## [TASK DESCRIPTION]
Gather up every line from the entries below that uses the word "highlighted".

════════════════════

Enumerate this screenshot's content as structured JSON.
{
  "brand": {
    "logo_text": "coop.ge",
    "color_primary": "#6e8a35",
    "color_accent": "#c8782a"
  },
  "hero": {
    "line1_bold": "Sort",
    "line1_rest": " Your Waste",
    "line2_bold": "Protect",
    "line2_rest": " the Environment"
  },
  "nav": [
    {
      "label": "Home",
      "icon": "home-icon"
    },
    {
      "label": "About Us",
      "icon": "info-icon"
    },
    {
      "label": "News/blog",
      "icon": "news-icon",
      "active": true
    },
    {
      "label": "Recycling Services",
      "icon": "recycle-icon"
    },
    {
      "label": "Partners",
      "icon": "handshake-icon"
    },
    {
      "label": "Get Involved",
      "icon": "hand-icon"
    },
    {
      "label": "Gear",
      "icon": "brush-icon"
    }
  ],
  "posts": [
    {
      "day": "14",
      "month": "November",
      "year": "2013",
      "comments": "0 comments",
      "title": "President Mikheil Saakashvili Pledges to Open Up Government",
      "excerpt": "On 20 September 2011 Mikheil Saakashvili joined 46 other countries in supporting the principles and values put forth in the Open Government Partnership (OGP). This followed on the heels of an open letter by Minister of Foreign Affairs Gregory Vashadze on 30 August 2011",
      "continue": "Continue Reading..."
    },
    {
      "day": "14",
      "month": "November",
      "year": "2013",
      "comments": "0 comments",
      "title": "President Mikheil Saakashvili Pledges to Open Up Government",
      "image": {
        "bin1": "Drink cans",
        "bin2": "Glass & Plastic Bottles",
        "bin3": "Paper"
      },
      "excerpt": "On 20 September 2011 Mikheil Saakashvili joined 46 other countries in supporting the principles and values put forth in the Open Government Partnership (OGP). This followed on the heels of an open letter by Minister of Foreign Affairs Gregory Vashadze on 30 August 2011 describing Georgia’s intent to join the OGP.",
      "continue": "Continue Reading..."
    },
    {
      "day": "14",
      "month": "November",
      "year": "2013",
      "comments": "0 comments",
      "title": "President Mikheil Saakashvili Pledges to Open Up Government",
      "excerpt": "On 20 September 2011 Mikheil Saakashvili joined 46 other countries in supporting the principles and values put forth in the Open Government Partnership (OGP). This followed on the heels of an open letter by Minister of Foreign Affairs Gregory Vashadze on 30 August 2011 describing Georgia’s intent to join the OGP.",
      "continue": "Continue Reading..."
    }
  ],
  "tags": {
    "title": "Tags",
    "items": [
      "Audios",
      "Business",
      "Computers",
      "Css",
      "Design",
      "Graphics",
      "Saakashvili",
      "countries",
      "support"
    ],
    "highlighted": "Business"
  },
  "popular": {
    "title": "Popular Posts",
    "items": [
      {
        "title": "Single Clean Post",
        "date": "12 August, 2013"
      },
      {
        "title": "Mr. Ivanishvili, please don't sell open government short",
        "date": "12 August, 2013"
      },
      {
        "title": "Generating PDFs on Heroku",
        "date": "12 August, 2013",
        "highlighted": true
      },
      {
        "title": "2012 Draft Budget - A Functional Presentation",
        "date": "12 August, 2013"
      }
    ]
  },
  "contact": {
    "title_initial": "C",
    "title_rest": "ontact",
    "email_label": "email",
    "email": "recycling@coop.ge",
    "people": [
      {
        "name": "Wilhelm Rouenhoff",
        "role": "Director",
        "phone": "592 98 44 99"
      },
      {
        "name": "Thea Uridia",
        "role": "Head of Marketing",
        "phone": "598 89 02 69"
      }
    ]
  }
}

════════════════════

## [TASK RESPONSE]
    "highlighted": "Business"
        "highlighted": true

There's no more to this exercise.